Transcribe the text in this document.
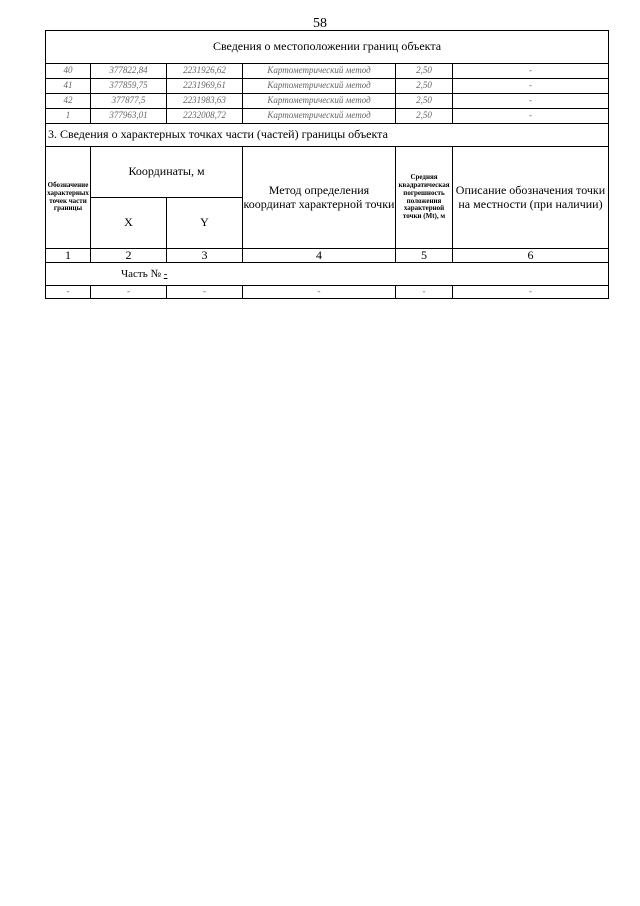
58
Сведения о местоположении границ объекта					
40	377822,84	2231926,62	Картометрический метод	2,50	-
41	377859,75	2231969,61	Картометрический метод	2,50	-
42	377877,5	2231983,63	Картометрический метод	2,50	-
1	377963,01	2232008,72	Картометрический метод	2,50	-
3. Сведения о характерных точках части (частей) границы объекта					
Обозначение характерных точек части границы	Координаты, м		Метод определения координат характерной точки	Средняя квадратическая погрешность положения характерной точки (Mt), м	Описание обозначения точки на местности (при наличии)
	X	Y			
1	2	3	4	5	6
Часть № -					
-	-	-	-	-	-
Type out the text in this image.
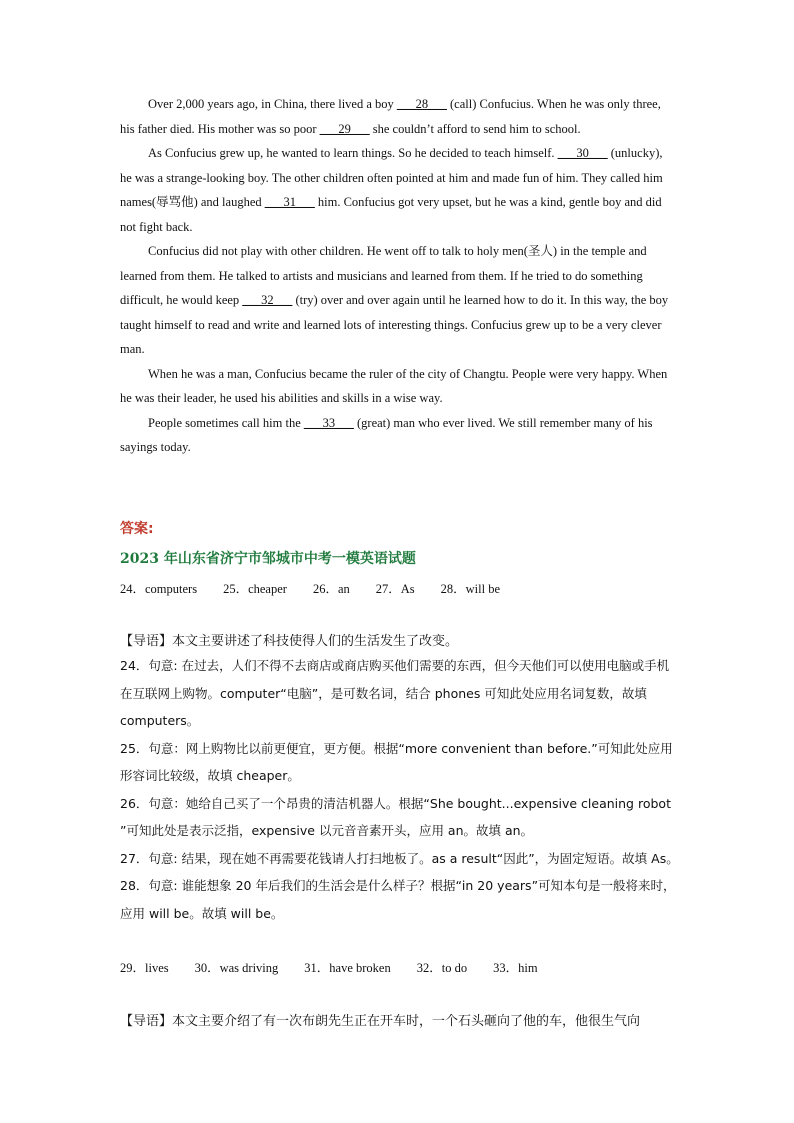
Over 2,000 years ago, in China, there lived a boy ___28___ (call) Confucius. When he was only three, his father died. His mother was so poor ___29___ she couldn’t afford to send him to school.

As Confucius grew up, he wanted to learn things. So he decided to teach himself. ___30___ (unlucky), he was a strange-looking boy. The other children often pointed at him and made fun of him. They called him names(辱骂他) and laughed ___31___ him. Confucius got very upset, but he was a kind, gentle boy and did not fight back.

Confucius did not play with other children. He went off to talk to holy men(圣人) in the temple and learned from them. He talked to artists and musicians and learned from them. If he tried to do something difficult, he would keep ___32___ (try) over and over again until he learned how to do it. In this way, the boy taught himself to read and write and learned lots of interesting things. Confucius grew up to be a very clever man.

When he was a man, Confucius became the ruler of the city of Changtu. People were very happy. When he was their leader, he used his abilities and skills in a wise way.

People sometimes call him the ___33___ (great) man who ever lived. We still remember many of his sayings today.

答案:
2023 年山东省济宁市邹城市中考一模英语试题
24．computers 25．cheaper 26．an 27．As 28．will be
【导语】本文主要讲述了科技使得人们的生活发生了改变。

24．句意: 在过去，人们不得不去商店或商店购买他们需要的东西，但今天他们可以使用电脑或手机在互联网上购物。computer“电脑”，是可数名词，结合 phones 可知此处应用名词复数，故填 computers。

25．句意：网上购物比以前更便宜，更方便。根据“more convenient than before.”可知此处应用形容词比较级，故填 cheaper。

26．句意：她给自己买了一个昂贵的清洁机器人。根据“She bought...expensive cleaning robot ”可知此处是表示泛指，expensive 以元音音素开头，应用 an。故填 an。

27．句意: 结果，现在她不再需要花钱请人打扫地板了。as a result“因此”，为固定短语。故填 As。

28．句意: 谁能想象 20 年后我们的生活会是什么样子？根据“in 20 years”可知本句是一般将来时，应用 will be。故填 will be。

29．lives 30．was driving 31．have broken 32．to do 33．him
【导语】本文主要介绍了有一次布朗先生正在开车时，一个石头砸向了他的车，他很生气向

----------------

▶ _Job_
Compute the number of lines above that contain the string "Картометрический". Reply with that value only.

▶ _Task solution_
4